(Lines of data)
## Start

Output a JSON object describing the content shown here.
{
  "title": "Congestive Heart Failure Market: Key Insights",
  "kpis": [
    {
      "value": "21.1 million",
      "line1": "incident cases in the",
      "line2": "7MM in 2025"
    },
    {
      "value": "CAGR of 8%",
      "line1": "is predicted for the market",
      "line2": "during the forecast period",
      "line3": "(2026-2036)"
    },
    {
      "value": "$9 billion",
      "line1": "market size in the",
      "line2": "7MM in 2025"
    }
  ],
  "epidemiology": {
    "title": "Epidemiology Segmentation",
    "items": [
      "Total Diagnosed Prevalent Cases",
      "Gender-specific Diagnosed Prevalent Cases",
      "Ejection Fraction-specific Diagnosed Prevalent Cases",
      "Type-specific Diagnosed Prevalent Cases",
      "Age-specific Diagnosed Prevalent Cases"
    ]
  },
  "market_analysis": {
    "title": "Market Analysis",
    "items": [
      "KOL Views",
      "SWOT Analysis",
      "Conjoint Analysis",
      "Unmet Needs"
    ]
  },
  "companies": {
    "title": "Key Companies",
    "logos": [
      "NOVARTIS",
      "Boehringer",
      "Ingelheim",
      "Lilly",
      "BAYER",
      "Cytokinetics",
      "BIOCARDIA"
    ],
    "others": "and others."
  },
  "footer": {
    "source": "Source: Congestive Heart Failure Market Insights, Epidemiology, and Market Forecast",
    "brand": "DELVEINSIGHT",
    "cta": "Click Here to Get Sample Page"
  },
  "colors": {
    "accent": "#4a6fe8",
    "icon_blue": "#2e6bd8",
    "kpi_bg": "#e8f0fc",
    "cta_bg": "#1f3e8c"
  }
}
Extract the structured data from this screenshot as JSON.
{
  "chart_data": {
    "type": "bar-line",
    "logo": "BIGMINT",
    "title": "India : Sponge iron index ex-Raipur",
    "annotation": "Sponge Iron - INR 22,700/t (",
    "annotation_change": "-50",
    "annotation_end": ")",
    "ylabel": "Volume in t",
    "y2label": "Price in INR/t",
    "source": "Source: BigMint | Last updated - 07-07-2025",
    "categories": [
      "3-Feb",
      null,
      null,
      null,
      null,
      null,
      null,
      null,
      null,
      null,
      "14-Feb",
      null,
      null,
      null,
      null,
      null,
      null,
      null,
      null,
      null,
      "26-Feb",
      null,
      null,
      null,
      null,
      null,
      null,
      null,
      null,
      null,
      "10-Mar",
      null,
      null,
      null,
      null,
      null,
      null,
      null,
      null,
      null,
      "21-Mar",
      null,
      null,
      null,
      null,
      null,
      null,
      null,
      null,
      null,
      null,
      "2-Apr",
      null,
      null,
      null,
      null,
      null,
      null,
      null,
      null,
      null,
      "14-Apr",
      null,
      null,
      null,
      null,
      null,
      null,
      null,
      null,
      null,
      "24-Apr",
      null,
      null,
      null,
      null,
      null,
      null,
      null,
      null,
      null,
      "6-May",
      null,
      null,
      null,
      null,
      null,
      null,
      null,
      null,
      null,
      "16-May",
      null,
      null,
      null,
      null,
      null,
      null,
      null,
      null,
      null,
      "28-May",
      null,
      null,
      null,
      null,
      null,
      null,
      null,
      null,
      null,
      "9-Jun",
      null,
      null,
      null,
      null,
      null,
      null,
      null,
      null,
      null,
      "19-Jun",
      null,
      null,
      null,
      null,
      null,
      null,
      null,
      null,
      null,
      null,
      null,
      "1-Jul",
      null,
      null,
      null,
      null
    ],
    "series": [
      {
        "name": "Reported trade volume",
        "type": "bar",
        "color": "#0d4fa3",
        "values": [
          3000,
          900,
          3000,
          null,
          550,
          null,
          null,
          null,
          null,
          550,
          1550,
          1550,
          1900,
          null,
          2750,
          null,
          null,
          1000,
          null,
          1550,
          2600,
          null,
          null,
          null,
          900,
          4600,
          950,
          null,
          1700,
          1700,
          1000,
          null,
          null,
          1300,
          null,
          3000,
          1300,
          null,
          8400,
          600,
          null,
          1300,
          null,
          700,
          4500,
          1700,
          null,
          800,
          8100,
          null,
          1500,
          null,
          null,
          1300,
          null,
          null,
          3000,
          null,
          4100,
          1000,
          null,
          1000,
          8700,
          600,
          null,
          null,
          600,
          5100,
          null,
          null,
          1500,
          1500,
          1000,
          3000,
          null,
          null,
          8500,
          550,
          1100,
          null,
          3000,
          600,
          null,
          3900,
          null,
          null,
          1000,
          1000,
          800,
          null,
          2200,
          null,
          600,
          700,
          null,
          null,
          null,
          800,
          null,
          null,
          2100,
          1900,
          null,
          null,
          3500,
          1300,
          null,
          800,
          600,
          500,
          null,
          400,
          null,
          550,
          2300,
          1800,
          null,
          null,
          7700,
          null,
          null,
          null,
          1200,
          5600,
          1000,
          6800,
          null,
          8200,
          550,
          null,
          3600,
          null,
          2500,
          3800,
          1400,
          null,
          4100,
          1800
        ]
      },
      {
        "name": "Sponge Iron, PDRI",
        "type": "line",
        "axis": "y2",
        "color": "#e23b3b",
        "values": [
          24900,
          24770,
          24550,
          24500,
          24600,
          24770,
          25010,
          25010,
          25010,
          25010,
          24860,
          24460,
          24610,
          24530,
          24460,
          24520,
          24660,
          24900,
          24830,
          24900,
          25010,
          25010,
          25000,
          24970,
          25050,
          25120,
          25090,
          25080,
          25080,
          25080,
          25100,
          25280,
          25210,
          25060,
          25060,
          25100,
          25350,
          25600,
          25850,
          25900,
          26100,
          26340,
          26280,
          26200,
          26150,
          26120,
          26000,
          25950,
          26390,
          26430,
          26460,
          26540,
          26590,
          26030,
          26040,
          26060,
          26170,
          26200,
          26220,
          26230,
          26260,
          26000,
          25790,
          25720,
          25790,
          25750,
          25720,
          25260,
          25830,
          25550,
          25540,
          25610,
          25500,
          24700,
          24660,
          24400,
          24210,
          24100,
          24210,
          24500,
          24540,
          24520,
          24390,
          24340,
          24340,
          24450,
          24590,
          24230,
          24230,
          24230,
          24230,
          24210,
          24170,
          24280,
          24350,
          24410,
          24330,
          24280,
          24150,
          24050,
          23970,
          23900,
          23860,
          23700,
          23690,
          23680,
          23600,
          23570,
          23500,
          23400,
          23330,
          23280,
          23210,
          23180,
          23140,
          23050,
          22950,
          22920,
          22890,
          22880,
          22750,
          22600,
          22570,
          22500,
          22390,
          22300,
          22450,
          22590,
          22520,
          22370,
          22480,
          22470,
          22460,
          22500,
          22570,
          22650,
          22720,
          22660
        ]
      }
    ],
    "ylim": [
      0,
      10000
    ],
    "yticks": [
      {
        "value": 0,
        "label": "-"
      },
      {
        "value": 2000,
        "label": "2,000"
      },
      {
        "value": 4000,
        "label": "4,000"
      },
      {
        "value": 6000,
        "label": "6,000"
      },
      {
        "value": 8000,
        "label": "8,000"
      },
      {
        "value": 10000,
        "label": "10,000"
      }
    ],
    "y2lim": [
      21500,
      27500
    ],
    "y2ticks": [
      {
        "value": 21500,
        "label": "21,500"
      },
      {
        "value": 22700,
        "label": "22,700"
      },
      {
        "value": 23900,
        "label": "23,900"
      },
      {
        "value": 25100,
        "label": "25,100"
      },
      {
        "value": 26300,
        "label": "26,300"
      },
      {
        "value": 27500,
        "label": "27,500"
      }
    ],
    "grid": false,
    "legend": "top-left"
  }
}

## End

▸ **WORK REQUIRED**
Output the full listing without altering anything.

▸ **SOLUTION TO THIS PROBLEM**
Output a JSON object describing the content shown here.
{
  "title": "Congestive Heart Failure Market: Key Insights",
  "kpis": [
    {
      "value": "21.1 million",
      "line1": "incident cases in the",
      "line2": "7MM in 2025"
    },
    {
      "value": "CAGR of 8%",
      "line1": "is predicted for the market",
      "line2": "during the forecast period",
      "line3": "(2026-2036)"
    },
    {
      "value": "$9 billion",
      "line1": "market size in the",
      "line2": "7MM in 2025"
    }
  ],
  "epidemiology": {
    "title": "Epidemiology Segmentation",
    "items": [
      "Total Diagnosed Prevalent Cases",
      "Gender-specific Diagnosed Prevalent Cases",
      "Ejection Fraction-specific Diagnosed Prevalent Cases",
      "Type-specific Diagnosed Prevalent Cases",
      "Age-specific Diagnosed Prevalent Cases"
    ]
  },
  "market_analysis": {
    "title": "Market Analysis",
    "items": [
      "KOL Views",
      "SWOT Analysis",
      "Conjoint Analysis",
      "Unmet Needs"
    ]
  },
  "companies": {
    "title": "Key Companies",
    "logos": [
      "NOVARTIS",
      "Boehringer",
      "Ingelheim",
      "Lilly",
      "BAYER",
      "Cytokinetics",
      "BIOCARDIA"
    ],
    "others": "and others."
  },
  "footer": {
    "source": "Source: Congestive Heart Failure Market Insights, Epidemiology, and Market Forecast",
    "brand": "DELVEINSIGHT",
    "cta": "Click Here to Get Sample Page"
  },
  "colors": {
    "accent": "#4a6fe8",
    "icon_blue": "#2e6bd8",
    "kpi_bg": "#e8f0fc",
    "cta_bg": "#1f3e8c"
  }
}
Extract the structured data from this screenshot as JSON.
{
  "chart_data": {
    "type": "bar-line",
    "logo": "BIGMINT",
    "title": "India : Sponge iron index ex-Raipur",
    "annotation": "Sponge Iron - INR 22,700/t (",
    "annotation_change": "-50",
    "annotation_end": ")",
    "ylabel": "Volume in t",
    "y2label": "Price in INR/t",
    "source": "Source: BigMint | Last updated - 07-07-2025",
    "categories": [
      "3-Feb",
      null,
      null,
      null,
      null,
      null,
      null,
      null,
      null,
      null,
      "14-Feb",
      null,
      null,
      null,
      null,
      null,
      null,
      null,
      null,
      null,
      "26-Feb",
      null,
      null,
      null,
      null,
      null,
      null,
      null,
      null,
      null,
      "10-Mar",
      null,
      null,
      null,
      null,
      null,
      null,
      null,
      null,
      null,
      "21-Mar",
      null,
      null,
      null,
      null,
      null,
      null,
      null,
      null,
      null,
      null,
      "2-Apr",
      null,
      null,
      null,
      null,
      null,
      null,
      null,
      null,
      null,
      "14-Apr",
      null,
      null,
      null,
      null,
      null,
      null,
      null,
      null,
      null,
      "24-Apr",
      null,
      null,
      null,
      null,
      null,
      null,
      null,
      null,
      null,
      "6-May",
      null,
      null,
      null,
      null,
      null,
      null,
      null,
      null,
      null,
      "16-May",
      null,
      null,
      null,
      null,
      null,
      null,
      null,
      null,
      null,
      "28-May",
      null,
      null,
      null,
      null,
      null,
      null,
      null,
      null,
      null,
      "9-Jun",
      null,
      null,
      null,
      null,
      null,
      null,
      null,
      null,
      null,
      "19-Jun",
      null,
      null,
      null,
      null,
      null,
      null,
      null,
      null,
      null,
      null,
      null,
      "1-Jul",
      null,
      null,
      null,
      null
    ],
    "series": [
      {
        "name": "Reported trade volume",
        "type": "bar",
        "color": "#0d4fa3",
        "values": [
          3000,
          900,
          3000,
          null,
          550,
          null,
          null,
          null,
          null,
          550,
          1550,
          1550,
          1900,
          null,
          2750,
          null,
          null,
          1000,
          null,
          1550,
          2600,
          null,
          null,
          null,
          900,
          4600,
          950,
          null,
          1700,
          1700,
          1000,
          null,
          null,
          1300,
          null,
          3000,
          1300,
          null,
          8400,
          600,
          null,
          1300,
          null,
          700,
          4500,
          1700,
          null,
          800,
          8100,
          null,
          1500,
          null,
          null,
          1300,
          null,
          null,
          3000,
          null,
          4100,
          1000,
          null,
          1000,
          8700,
          600,
          null,
          null,
          600,
          5100,
          null,
          null,
          1500,
          1500,
          1000,
          3000,
          null,
          null,
          8500,
          550,
          1100,
          null,
          3000,
          600,
          null,
          3900,
          null,
          null,
          1000,
          1000,
          800,
          null,
          2200,
          null,
          600,
          700,
          null,
          null,
          null,
          800,
          null,
          null,
          2100,
          1900,
          null,
          null,
          3500,
          1300,
          null,
          800,
          600,
          500,
          null,
          400,
          null,
          550,
          2300,
          1800,
          null,
          null,
          7700,
          null,
          null,
          null,
          1200,
          5600,
          1000,
          6800,
          null,
          8200,
          550,
          null,
          3600,
          null,
          2500,
          3800,
          1400,
          null,
          4100,
          1800
        ]
      },
      {
        "name": "Sponge Iron, PDRI",
        "type": "line",
        "axis": "y2",
        "color": "#e23b3b",
        "values": [
          24900,
          24770,
          24550,
          24500,
          24600,
          24770,
          25010,
          25010,
          25010,
          25010,
          24860,
          24460,
          24610,
          24530,
          24460,
          24520,
          24660,
          24900,
          24830,
          24900,
          25010,
          25010,
          25000,
          24970,
          25050,
          25120,
          25090,
          25080,
          25080,
          25080,
          25100,
          25280,
          25210,
          25060,
          25060,
          25100,
          25350,
          25600,
          25850,
          25900,
          26100,
          26340,
          26280,
          26200,
          26150,
          26120,
          26000,
          25950,
          26390,
          26430,
          26460,
          26540,
          26590,
          26030,
          26040,
          26060,
          26170,
          26200,
          26220,
          26230,
          26260,
          26000,
          25790,
          25720,
          25790,
          25750,
          25720,
          25260,
          25830,
          25550,
          25540,
          25610,
          25500,
          24700,
          24660,
          24400,
          24210,
          24100,
          24210,
          24500,
          24540,
          24520,
          24390,
          24340,
          24340,
          24450,
          24590,
          24230,
          24230,
          24230,
          24230,
          24210,
          24170,
          24280,
          24350,
          24410,
          24330,
          24280,
          24150,
          24050,
          23970,
          23900,
          23860,
          23700,
          23690,
          23680,
          23600,
          23570,
          23500,
          23400,
          23330,
          23280,
          23210,
          23180,
          23140,
          23050,
          22950,
          22920,
          22890,
          22880,
          22750,
          22600,
          22570,
          22500,
          22390,
          22300,
          22450,
          22590,
          22520,
          22370,
          22480,
          22470,
          22460,
          22500,
          22570,
          22650,
          22720,
          22660
        ]
      }
    ],
    "ylim": [
      0,
      10000
    ],
    "yticks": [
      {
        "value": 0,
        "label": "-"
      },
      {
        "value": 2000,
        "label": "2,000"
      },
      {
        "value": 4000,
        "label": "4,000"
      },
      {
        "value": 6000,
        "label": "6,000"
      },
      {
        "value": 8000,
        "label": "8,000"
      },
      {
        "value": 10000,
        "label": "10,000"
      }
    ],
    "y2lim": [
      21500,
      27500
    ],
    "y2ticks": [
      {
        "value": 21500,
        "label": "21,500"
      },
      {
        "value": 22700,
        "label": "22,700"
      },
      {
        "value": 23900,
        "label": "23,900"
      },
      {
        "value": 25100,
        "label": "25,100"
      },
      {
        "value": 26300,
        "label": "26,300"
      },
      {
        "value": 27500,
        "label": "27,500"
      }
    ],
    "grid": false,
    "legend": "top-left"
  }
}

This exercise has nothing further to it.